TO BE DONE>
Return all lines in the material below that contain "remède".

DATA ENTRIES>
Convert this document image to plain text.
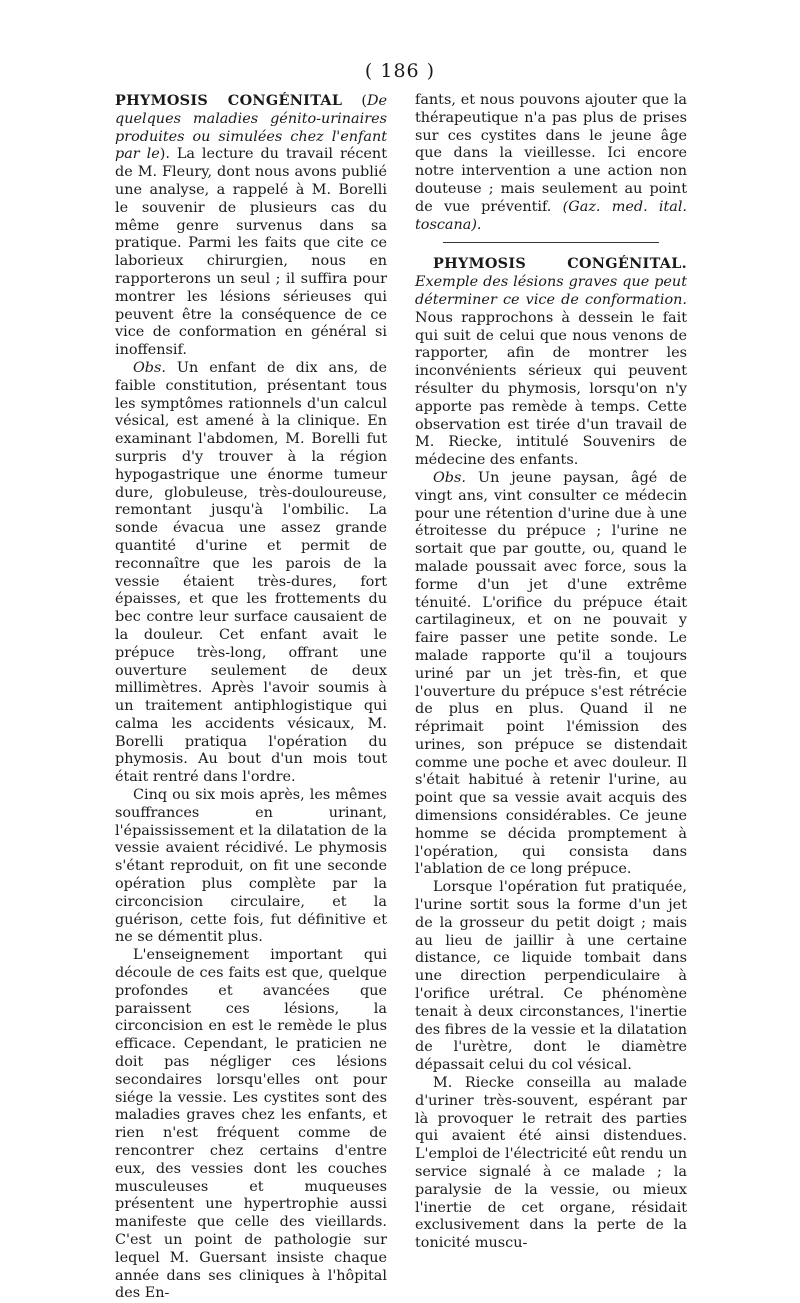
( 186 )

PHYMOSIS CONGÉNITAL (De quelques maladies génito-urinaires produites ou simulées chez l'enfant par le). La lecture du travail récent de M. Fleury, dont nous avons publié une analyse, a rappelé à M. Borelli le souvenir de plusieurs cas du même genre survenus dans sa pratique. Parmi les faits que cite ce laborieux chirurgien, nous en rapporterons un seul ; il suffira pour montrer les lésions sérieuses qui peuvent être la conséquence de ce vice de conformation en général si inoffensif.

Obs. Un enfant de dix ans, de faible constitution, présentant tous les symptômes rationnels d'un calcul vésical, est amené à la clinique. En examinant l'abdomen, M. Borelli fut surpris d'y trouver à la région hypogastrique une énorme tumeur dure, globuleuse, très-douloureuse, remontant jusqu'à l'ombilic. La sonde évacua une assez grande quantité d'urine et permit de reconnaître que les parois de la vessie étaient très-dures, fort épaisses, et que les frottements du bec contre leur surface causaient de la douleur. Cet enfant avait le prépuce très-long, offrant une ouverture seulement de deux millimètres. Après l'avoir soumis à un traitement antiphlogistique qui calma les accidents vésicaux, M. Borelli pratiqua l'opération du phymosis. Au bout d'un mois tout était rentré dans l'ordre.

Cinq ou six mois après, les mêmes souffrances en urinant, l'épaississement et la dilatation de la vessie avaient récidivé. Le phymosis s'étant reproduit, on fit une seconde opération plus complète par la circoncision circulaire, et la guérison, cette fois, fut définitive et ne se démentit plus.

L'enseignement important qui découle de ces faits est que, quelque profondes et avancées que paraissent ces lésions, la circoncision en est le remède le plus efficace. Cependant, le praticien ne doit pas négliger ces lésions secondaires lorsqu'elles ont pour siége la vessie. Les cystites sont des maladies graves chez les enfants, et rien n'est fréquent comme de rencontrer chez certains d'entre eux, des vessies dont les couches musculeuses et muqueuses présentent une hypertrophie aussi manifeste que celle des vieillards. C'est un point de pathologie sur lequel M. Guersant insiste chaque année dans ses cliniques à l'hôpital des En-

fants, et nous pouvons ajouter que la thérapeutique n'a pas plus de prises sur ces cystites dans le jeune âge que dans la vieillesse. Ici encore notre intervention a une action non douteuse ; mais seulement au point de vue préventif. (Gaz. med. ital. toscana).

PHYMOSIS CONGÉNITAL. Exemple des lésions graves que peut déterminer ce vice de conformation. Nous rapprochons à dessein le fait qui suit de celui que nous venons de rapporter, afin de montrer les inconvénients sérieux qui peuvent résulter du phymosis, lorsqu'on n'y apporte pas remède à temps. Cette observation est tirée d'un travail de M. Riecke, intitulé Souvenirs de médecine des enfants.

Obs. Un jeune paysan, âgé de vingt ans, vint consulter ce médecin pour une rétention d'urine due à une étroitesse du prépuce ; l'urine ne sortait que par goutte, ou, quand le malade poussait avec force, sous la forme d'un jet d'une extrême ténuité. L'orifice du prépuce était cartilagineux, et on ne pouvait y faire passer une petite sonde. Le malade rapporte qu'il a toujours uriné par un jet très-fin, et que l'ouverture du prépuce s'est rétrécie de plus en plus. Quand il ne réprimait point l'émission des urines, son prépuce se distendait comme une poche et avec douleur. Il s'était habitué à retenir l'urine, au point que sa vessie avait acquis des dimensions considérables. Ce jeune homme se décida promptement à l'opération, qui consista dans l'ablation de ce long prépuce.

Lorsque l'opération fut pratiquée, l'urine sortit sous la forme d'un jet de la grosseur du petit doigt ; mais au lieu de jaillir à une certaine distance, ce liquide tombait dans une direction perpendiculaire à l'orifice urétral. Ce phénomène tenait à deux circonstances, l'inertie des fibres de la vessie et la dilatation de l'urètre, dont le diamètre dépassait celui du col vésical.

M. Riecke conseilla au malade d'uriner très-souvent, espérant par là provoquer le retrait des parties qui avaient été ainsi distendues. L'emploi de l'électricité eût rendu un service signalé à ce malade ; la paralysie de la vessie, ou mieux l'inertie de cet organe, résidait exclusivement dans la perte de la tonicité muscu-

* * *

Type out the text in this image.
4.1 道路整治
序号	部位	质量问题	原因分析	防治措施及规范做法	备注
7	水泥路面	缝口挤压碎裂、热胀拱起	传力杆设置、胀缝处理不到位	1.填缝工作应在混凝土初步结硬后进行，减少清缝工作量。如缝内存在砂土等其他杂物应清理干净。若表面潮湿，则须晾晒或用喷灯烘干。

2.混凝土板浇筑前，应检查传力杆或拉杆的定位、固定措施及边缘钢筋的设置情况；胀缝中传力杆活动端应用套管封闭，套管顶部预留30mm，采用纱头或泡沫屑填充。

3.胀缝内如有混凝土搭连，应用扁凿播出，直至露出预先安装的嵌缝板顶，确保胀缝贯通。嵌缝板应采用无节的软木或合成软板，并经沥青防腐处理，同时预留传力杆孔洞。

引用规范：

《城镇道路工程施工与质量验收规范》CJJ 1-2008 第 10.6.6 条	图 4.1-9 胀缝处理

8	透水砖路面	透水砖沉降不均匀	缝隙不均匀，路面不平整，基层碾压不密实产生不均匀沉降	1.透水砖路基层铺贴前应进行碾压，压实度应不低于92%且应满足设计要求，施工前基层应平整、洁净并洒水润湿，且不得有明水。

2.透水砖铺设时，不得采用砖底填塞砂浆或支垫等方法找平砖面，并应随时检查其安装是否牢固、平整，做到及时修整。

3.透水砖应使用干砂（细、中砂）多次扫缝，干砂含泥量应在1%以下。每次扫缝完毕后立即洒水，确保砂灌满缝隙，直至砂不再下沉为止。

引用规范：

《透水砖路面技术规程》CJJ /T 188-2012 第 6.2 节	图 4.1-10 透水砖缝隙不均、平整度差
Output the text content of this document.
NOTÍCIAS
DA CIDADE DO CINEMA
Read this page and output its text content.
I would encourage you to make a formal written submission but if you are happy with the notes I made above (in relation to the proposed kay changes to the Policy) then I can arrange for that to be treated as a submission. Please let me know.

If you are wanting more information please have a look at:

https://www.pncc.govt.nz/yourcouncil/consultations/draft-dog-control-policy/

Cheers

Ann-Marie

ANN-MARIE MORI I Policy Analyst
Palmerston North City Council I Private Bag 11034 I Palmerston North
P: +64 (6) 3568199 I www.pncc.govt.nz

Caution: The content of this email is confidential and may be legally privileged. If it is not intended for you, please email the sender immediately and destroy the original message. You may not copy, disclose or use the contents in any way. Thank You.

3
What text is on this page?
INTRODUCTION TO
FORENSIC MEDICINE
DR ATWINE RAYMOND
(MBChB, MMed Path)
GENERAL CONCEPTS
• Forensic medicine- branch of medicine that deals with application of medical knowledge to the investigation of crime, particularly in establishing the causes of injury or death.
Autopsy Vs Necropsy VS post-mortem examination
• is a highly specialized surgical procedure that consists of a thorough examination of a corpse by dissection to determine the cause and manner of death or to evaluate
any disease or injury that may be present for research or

--

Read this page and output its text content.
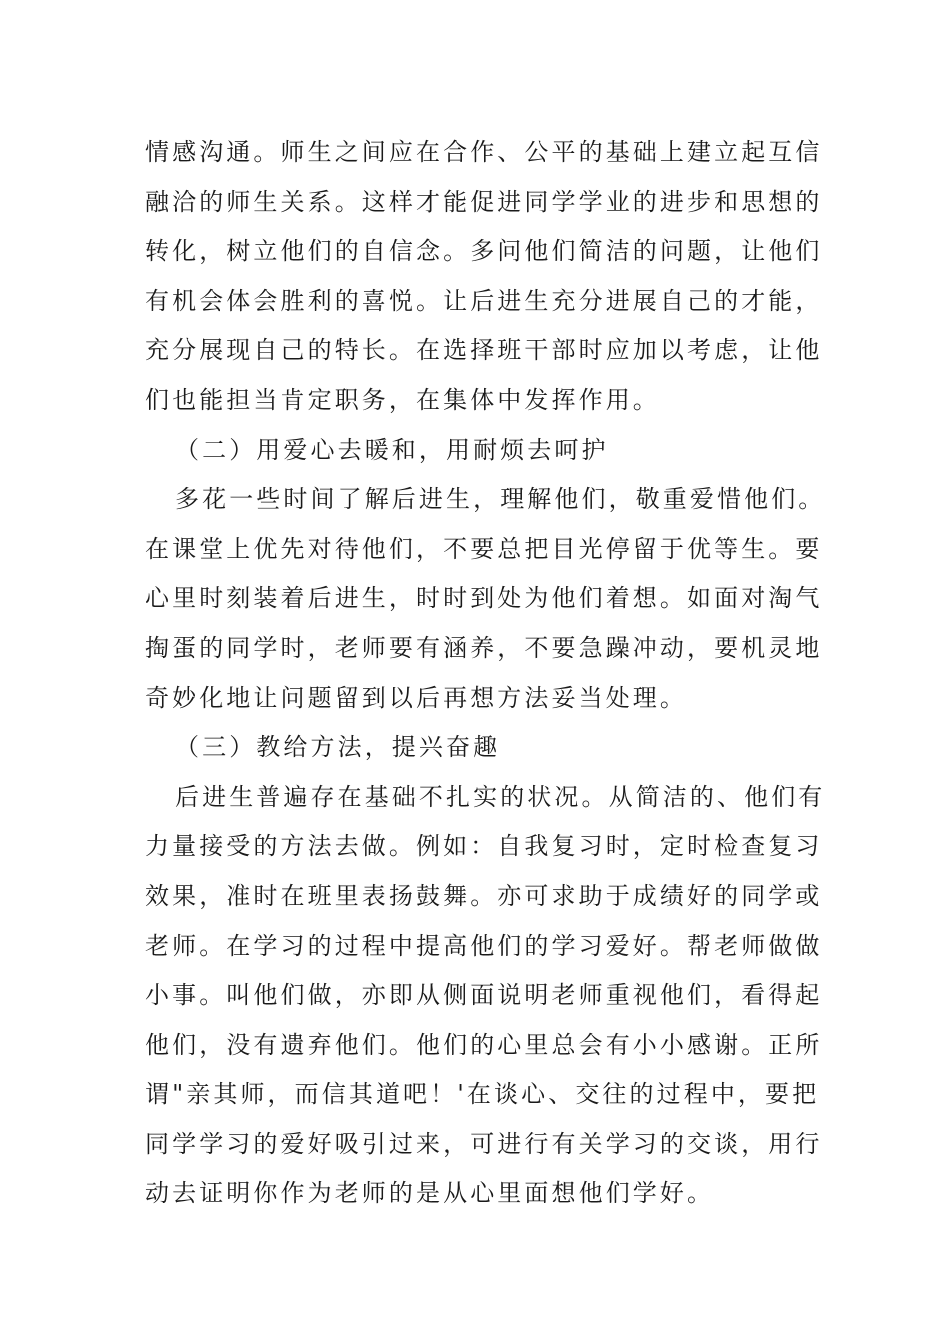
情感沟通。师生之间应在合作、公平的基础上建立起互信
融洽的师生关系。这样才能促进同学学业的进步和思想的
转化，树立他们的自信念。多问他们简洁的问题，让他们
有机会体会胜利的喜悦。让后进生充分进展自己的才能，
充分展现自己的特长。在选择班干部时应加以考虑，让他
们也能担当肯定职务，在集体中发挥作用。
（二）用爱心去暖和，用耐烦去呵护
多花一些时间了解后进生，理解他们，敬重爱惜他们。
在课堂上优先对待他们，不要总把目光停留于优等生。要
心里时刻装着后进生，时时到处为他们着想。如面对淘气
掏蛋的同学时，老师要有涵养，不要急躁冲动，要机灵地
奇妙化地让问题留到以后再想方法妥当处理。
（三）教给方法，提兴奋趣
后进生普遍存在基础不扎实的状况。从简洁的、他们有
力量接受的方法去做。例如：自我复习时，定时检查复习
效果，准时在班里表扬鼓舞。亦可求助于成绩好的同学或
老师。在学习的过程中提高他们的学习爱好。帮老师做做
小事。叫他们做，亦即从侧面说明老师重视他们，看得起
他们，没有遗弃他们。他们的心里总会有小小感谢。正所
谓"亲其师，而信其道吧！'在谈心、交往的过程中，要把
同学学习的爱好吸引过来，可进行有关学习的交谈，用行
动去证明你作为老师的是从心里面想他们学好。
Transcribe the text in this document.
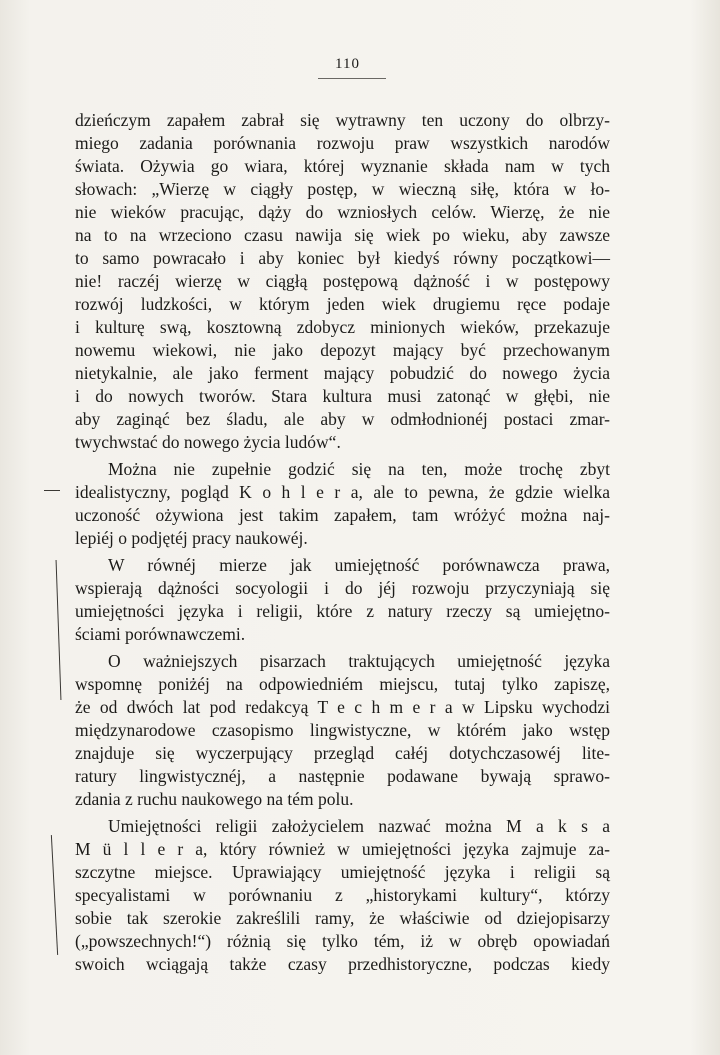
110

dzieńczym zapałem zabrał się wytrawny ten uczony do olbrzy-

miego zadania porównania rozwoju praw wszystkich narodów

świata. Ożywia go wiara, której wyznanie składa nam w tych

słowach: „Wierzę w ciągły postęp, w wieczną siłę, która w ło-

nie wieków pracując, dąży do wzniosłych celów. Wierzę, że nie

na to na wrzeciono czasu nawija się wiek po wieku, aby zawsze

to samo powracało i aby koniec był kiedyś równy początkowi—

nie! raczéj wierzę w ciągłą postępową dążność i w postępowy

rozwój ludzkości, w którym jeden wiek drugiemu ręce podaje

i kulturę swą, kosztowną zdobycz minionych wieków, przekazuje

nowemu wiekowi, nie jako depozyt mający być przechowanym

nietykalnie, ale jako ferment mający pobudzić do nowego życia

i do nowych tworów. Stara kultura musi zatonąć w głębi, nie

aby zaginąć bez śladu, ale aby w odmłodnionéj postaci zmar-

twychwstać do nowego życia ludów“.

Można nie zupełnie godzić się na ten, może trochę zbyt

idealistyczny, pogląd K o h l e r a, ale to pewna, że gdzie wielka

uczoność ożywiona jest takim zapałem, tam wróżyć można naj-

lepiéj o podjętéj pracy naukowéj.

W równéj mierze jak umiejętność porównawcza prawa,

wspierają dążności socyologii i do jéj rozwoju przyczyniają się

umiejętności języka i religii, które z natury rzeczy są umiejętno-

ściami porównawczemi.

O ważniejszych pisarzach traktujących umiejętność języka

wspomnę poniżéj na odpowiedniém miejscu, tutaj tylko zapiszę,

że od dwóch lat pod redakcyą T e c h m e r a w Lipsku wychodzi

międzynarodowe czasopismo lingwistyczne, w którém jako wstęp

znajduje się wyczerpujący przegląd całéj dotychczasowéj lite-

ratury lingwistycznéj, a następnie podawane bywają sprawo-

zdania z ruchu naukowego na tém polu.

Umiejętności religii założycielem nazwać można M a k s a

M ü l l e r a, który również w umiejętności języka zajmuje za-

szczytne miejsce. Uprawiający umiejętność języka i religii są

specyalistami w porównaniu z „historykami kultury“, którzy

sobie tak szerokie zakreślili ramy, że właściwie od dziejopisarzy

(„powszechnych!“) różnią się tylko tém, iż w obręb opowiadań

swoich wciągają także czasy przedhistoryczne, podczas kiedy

RESULT FOR THIS EXERCISE>
L'enseignement important qui découle de ces faits est que, quelque profondes et avancées que paraissent ces lésions, la circoncision en est le remède le plus efficace. Cependant, le praticien ne doit pas négliger ces lésions secondaires lorsqu'elles ont pour siége la vessie. Les cystites sont des maladies graves chez les enfants, et rien n'est fréquent comme de rencontrer chez certains d'entre eux, des vessies dont les couches musculeuses et muqueuses présentent une hypertrophie aussi manifeste que celle des vieillards. C'est un point de pathologie sur lequel M. Guersant insiste chaque année dans ses cliniques à l'hôpital des En-
PHYMOSIS CONGÉNITAL. Exemple des lésions graves que peut déterminer ce vice de conformation. Nous rapprochons à dessein le fait qui suit de celui que nous venons de rapporter, afin de montrer les inconvénients sérieux qui peuvent résulter du phymosis, lorsqu'on n'y apporte pas remède à temps. Cette observation est tirée d'un travail de M. Riecke, intitulé Souvenirs de médecine des enfants.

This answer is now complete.